- **Provided entries**:
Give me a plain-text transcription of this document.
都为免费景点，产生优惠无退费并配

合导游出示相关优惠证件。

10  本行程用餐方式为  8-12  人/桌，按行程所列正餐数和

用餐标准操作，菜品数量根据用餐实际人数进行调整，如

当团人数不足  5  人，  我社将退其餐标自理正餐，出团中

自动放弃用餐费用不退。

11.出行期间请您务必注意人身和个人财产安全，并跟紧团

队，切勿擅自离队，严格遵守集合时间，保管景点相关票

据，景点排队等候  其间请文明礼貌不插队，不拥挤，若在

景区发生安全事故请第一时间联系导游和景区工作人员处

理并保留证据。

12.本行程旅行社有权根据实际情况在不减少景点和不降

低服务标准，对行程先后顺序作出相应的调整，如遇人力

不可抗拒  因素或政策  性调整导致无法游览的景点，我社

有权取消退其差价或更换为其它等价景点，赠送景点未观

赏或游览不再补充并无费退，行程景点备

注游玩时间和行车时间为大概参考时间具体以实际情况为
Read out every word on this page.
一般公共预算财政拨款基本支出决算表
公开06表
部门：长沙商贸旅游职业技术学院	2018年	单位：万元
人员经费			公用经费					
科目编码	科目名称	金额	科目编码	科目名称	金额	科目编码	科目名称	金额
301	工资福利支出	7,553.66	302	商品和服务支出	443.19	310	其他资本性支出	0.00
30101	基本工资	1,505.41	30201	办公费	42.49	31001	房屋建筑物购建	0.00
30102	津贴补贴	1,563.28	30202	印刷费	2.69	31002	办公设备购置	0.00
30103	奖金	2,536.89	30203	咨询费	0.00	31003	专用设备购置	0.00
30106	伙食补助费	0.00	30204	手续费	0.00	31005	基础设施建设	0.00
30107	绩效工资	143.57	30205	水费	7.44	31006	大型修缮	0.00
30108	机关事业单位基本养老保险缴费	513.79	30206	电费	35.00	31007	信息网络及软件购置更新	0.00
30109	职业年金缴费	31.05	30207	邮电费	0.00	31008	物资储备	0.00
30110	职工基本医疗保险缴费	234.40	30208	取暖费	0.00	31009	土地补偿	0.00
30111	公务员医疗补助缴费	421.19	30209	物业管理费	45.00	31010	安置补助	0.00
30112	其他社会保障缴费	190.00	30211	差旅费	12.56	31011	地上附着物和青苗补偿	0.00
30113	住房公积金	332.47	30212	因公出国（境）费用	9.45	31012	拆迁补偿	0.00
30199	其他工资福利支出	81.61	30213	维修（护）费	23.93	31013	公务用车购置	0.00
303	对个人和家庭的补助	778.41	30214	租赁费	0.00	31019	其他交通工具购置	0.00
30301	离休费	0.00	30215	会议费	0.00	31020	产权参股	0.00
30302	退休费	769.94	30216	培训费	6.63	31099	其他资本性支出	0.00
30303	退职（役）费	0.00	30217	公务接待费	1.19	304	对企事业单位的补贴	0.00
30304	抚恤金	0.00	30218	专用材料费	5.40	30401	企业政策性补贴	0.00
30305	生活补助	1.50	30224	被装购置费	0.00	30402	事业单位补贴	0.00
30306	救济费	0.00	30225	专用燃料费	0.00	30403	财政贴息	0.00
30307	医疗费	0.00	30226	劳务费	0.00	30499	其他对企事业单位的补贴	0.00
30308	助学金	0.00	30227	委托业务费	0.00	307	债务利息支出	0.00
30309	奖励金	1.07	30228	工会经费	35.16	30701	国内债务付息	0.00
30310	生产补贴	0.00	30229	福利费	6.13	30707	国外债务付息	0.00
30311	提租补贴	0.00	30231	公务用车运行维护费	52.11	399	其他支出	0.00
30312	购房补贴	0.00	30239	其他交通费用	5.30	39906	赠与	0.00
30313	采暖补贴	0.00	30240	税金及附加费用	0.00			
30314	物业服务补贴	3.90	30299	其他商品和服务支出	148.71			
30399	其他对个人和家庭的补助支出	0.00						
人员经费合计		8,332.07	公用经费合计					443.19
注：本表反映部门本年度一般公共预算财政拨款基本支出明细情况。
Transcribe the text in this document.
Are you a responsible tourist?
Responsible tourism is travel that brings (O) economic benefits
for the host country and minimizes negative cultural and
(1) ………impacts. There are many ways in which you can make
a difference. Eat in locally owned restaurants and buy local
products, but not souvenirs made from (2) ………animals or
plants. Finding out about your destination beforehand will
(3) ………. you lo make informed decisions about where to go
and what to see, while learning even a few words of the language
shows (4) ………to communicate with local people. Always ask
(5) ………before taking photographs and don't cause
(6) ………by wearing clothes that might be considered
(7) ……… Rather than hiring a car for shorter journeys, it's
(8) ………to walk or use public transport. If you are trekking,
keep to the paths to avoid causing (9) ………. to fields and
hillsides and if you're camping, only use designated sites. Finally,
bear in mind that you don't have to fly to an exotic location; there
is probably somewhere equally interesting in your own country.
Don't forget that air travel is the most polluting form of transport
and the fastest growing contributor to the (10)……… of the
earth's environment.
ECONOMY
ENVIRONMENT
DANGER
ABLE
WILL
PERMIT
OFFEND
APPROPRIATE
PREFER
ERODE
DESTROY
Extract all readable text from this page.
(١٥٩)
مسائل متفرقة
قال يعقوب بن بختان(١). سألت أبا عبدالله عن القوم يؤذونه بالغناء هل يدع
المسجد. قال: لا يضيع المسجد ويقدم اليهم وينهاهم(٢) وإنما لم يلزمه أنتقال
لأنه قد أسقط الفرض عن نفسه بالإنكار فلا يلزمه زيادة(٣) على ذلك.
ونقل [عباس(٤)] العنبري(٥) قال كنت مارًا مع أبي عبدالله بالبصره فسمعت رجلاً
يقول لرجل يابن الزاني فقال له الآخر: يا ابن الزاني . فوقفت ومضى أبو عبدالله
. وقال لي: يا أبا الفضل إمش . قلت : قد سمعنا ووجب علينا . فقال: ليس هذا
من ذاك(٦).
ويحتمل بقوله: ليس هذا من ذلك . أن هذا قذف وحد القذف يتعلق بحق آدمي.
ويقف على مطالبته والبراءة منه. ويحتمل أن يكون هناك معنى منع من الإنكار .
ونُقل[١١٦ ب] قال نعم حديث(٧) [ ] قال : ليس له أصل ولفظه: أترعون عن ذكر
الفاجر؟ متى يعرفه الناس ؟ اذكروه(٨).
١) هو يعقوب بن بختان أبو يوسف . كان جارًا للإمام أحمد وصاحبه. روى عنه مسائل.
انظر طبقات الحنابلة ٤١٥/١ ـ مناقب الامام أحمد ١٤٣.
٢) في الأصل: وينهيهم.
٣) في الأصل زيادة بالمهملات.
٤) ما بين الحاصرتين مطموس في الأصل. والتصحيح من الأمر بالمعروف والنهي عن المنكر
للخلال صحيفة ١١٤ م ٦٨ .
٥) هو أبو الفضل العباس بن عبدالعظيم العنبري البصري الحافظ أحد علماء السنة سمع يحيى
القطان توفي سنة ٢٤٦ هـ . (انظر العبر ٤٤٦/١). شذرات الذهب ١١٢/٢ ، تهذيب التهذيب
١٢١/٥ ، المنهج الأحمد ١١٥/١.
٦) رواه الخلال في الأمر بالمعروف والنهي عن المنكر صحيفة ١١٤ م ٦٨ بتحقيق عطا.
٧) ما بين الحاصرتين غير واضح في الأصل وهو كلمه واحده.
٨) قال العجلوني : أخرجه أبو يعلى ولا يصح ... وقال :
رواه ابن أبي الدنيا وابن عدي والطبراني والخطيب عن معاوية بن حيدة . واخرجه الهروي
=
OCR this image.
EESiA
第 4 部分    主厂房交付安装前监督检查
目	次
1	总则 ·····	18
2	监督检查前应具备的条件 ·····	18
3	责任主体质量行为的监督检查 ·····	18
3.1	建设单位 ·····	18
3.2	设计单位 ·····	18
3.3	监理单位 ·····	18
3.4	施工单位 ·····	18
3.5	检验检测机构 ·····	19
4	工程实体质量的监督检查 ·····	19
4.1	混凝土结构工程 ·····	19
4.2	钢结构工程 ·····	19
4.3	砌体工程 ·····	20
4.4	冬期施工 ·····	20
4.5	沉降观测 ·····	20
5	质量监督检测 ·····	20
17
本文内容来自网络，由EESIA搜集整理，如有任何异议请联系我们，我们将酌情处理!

- **Task**: Using the material above, gather every line that includes "travel".

- **Finished exercise**:
Responsible tourism is travel that brings (O) economic benefits
Don't forget that air travel is the most polluting form of transport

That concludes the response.